> EXTRACTED MATERIAL
--- START ---
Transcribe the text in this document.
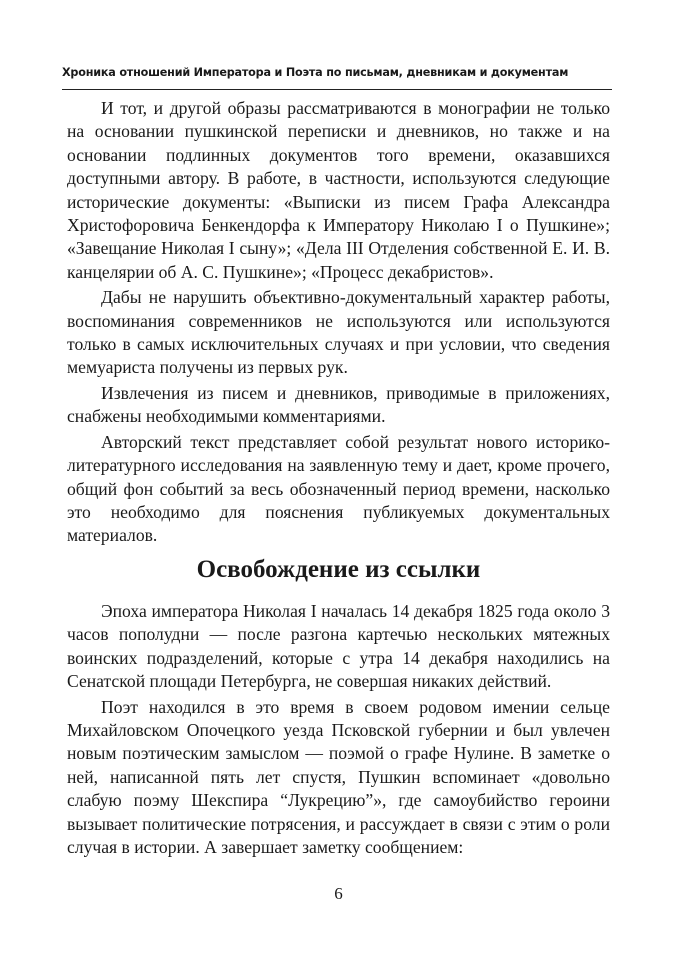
Хроника отношений Императора и Поэта по письмам, дневникам и документам

И тот, и другой образы рассматриваются в монографии не только на основании пушкинской переписки и дневников, но также и на основании подлинных документов того времени, оказавшихся доступными автору. В работе, в частности, используются следующие исторические документы: «Выписки из писем Графа Александра Христофоровича Бенкендорфа к Императору Николаю I о Пушкине»; «Завещание Николая I сыну»; «Дела III Отделения собственной Е. И. В. канцелярии об А. С. Пушкине»; «Процесс декабристов».

Дабы не нарушить объективно-документальный характер работы, воспоминания современников не используются или используются только в самых исключительных случаях и при условии, что сведения мемуариста получены из первых рук.

Извлечения из писем и дневников, приводимые в приложениях, снабжены необходимыми комментариями.

Авторский текст представляет собой результат нового историко-литературного исследования на заявленную тему и дает, кроме прочего, общий фон событий за весь обозначенный период времени, насколько это необходимо для пояснения публикуемых документальных материалов.

Освобождение из ссылки

Эпоха императора Николая I началась 14 декабря 1825 года около 3 часов пополудни — после разгона картечью нескольких мятежных воинских подразделений, которые с утра 14 декабря находились на Сенатской площади Петербурга, не совершая никаких действий.

Поэт находился в это время в своем родовом имении сельце Михайловском Опочецкого уезда Псковской губернии и был увлечен новым поэтическим замыслом — поэмой о графе Нулине. В заметке о ней, написанной пять лет спустя, Пушкин вспоминает «довольно слабую поэму Шекспира “Лукрецию”», где самоубийство героини вызывает политические потрясения, и рассуждает в связи с этим о роли случая в истории. А завершает заметку сообщением:

6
--- END ---
> EXERCISE OBJECTIVE
Pull out every line holding "только" from the records above, and copy it.

> ANSWER
И тот, и другой образы рассматриваются в монографии не только на основании пушкинской переписки и дневников, но также и на основании подлинных документов того времени, оказавшихся доступными автору. В работе, в частности, используются следующие исторические документы: «Выписки из писем Графа Александра Христофоровича Бенкендорфа к Императору Николаю I о Пушкине»; «Завещание Николая I сыну»; «Дела III Отделения собственной Е. И. В. канцелярии об А. С. Пушкине»; «Процесс декабристов».
Дабы не нарушить объективно-документальный характер работы, воспоминания современников не используются или используются только в самых исключительных случаях и при условии, что сведения мемуариста получены из первых рук.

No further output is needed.